Task objective: Each entry must appear again exactly as it does in the source.

- - - -

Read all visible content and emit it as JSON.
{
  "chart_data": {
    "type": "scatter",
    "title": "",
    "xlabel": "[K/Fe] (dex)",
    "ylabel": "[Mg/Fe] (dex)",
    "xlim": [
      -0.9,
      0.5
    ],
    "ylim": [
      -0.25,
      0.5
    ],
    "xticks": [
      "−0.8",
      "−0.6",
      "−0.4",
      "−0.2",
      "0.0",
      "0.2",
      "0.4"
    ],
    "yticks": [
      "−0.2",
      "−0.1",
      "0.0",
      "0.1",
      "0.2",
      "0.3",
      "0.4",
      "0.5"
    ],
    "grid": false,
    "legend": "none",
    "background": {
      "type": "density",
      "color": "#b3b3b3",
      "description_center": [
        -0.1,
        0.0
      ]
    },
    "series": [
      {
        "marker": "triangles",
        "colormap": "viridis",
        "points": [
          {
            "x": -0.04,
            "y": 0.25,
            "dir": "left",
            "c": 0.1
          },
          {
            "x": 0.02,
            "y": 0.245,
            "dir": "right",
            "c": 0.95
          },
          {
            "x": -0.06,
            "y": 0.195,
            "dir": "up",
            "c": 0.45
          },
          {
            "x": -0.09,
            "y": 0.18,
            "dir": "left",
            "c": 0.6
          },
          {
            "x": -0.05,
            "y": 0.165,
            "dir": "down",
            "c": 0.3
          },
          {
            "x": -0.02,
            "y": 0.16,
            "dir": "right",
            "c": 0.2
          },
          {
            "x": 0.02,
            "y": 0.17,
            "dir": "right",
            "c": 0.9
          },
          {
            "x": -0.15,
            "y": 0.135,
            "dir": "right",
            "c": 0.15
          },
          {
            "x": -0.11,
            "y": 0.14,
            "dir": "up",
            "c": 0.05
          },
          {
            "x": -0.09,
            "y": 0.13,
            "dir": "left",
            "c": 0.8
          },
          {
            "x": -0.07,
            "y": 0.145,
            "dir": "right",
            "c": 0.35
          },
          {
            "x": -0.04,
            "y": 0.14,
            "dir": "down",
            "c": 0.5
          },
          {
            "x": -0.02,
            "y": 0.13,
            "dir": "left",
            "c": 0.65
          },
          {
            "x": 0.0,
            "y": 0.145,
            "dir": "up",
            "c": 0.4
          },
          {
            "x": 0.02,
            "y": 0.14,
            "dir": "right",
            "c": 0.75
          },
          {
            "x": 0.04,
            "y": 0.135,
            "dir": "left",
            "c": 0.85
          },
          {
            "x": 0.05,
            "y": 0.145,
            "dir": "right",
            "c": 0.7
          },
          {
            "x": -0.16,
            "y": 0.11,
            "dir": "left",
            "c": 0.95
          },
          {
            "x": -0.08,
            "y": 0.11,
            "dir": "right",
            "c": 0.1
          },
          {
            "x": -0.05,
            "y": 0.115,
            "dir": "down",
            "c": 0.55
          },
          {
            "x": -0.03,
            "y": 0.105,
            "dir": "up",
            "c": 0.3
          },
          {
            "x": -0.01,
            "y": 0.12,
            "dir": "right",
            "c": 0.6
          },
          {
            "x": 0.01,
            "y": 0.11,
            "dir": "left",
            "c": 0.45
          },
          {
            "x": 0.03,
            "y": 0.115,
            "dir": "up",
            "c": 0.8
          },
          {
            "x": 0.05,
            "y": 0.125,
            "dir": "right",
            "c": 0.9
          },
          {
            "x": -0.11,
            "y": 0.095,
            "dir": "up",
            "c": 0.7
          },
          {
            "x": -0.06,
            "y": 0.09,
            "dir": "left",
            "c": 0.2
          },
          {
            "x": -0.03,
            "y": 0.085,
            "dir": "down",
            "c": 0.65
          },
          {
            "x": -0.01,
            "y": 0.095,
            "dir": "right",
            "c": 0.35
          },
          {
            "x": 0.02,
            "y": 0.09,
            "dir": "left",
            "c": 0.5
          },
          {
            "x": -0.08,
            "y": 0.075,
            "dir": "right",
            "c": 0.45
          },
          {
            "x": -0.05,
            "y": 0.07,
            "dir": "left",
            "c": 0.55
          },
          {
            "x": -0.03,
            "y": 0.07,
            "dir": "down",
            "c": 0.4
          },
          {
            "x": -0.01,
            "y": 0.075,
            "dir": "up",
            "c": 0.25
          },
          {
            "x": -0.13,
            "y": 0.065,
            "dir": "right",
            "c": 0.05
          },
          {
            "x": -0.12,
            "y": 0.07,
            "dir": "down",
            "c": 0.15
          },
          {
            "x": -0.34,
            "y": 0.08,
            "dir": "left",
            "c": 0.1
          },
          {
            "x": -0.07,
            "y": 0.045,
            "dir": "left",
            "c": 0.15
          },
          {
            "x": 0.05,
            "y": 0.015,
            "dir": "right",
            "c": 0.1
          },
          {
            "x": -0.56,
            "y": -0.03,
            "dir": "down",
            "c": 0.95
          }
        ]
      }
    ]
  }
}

- - - -

Result below:
Read all visible content and emit it as JSON.
{
  "chart_data": {
    "type": "scatter",
    "title": "",
    "xlabel": "[K/Fe] (dex)",
    "ylabel": "[Mg/Fe] (dex)",
    "xlim": [
      -0.9,
      0.5
    ],
    "ylim": [
      -0.25,
      0.5
    ],
    "xticks": [
      "−0.8",
      "−0.6",
      "−0.4",
      "−0.2",
      "0.0",
      "0.2",
      "0.4"
    ],
    "yticks": [
      "−0.2",
      "−0.1",
      "0.0",
      "0.1",
      "0.2",
      "0.3",
      "0.4",
      "0.5"
    ],
    "grid": false,
    "legend": "none",
    "background": {
      "type": "density",
      "color": "#b3b3b3",
      "description_center": [
        -0.1,
        0.0
      ]
    },
    "series": [
      {
        "marker": "triangles",
        "colormap": "viridis",
        "points": [
          {
            "x": -0.04,
            "y": 0.25,
            "dir": "left",
            "c": 0.1
          },
          {
            "x": 0.02,
            "y": 0.245,
            "dir": "right",
            "c": 0.95
          },
          {
            "x": -0.06,
            "y": 0.195,
            "dir": "up",
            "c": 0.45
          },
          {
            "x": -0.09,
            "y": 0.18,
            "dir": "left",
            "c": 0.6
          },
          {
            "x": -0.05,
            "y": 0.165,
            "dir": "down",
            "c": 0.3
          },
          {
            "x": -0.02,
            "y": 0.16,
            "dir": "right",
            "c": 0.2
          },
          {
            "x": 0.02,
            "y": 0.17,
            "dir": "right",
            "c": 0.9
          },
          {
            "x": -0.15,
            "y": 0.135,
            "dir": "right",
            "c": 0.15
          },
          {
            "x": -0.11,
            "y": 0.14,
            "dir": "up",
            "c": 0.05
          },
          {
            "x": -0.09,
            "y": 0.13,
            "dir": "left",
            "c": 0.8
          },
          {
            "x": -0.07,
            "y": 0.145,
            "dir": "right",
            "c": 0.35
          },
          {
            "x": -0.04,
            "y": 0.14,
            "dir": "down",
            "c": 0.5
          },
          {
            "x": -0.02,
            "y": 0.13,
            "dir": "left",
            "c": 0.65
          },
          {
            "x": 0.0,
            "y": 0.145,
            "dir": "up",
            "c": 0.4
          },
          {
            "x": 0.02,
            "y": 0.14,
            "dir": "right",
            "c": 0.75
          },
          {
            "x": 0.04,
            "y": 0.135,
            "dir": "left",
            "c": 0.85
          },
          {
            "x": 0.05,
            "y": 0.145,
            "dir": "right",
            "c": 0.7
          },
          {
            "x": -0.16,
            "y": 0.11,
            "dir": "left",
            "c": 0.95
          },
          {
            "x": -0.08,
            "y": 0.11,
            "dir": "right",
            "c": 0.1
          },
          {
            "x": -0.05,
            "y": 0.115,
            "dir": "down",
            "c": 0.55
          },
          {
            "x": -0.03,
            "y": 0.105,
            "dir": "up",
            "c": 0.3
          },
          {
            "x": -0.01,
            "y": 0.12,
            "dir": "right",
            "c": 0.6
          },
          {
            "x": 0.01,
            "y": 0.11,
            "dir": "left",
            "c": 0.45
          },
          {
            "x": 0.03,
            "y": 0.115,
            "dir": "up",
            "c": 0.8
          },
          {
            "x": 0.05,
            "y": 0.125,
            "dir": "right",
            "c": 0.9
          },
          {
            "x": -0.11,
            "y": 0.095,
            "dir": "up",
            "c": 0.7
          },
          {
            "x": -0.06,
            "y": 0.09,
            "dir": "left",
            "c": 0.2
          },
          {
            "x": -0.03,
            "y": 0.085,
            "dir": "down",
            "c": 0.65
          },
          {
            "x": -0.01,
            "y": 0.095,
            "dir": "right",
            "c": 0.35
          },
          {
            "x": 0.02,
            "y": 0.09,
            "dir": "left",
            "c": 0.5
          },
          {
            "x": -0.08,
            "y": 0.075,
            "dir": "right",
            "c": 0.45
          },
          {
            "x": -0.05,
            "y": 0.07,
            "dir": "left",
            "c": 0.55
          },
          {
            "x": -0.03,
            "y": 0.07,
            "dir": "down",
            "c": 0.4
          },
          {
            "x": -0.01,
            "y": 0.075,
            "dir": "up",
            "c": 0.25
          },
          {
            "x": -0.13,
            "y": 0.065,
            "dir": "right",
            "c": 0.05
          },
          {
            "x": -0.12,
            "y": 0.07,
            "dir": "down",
            "c": 0.15
          },
          {
            "x": -0.34,
            "y": 0.08,
            "dir": "left",
            "c": 0.1
          },
          {
            "x": -0.07,
            "y": 0.045,
            "dir": "left",
            "c": 0.15
          },
          {
            "x": 0.05,
            "y": 0.015,
            "dir": "right",
            "c": 0.1
          },
          {
            "x": -0.56,
            "y": -0.03,
            "dir": "down",
            "c": 0.95
          }
        ]
      }
    ]
  }
}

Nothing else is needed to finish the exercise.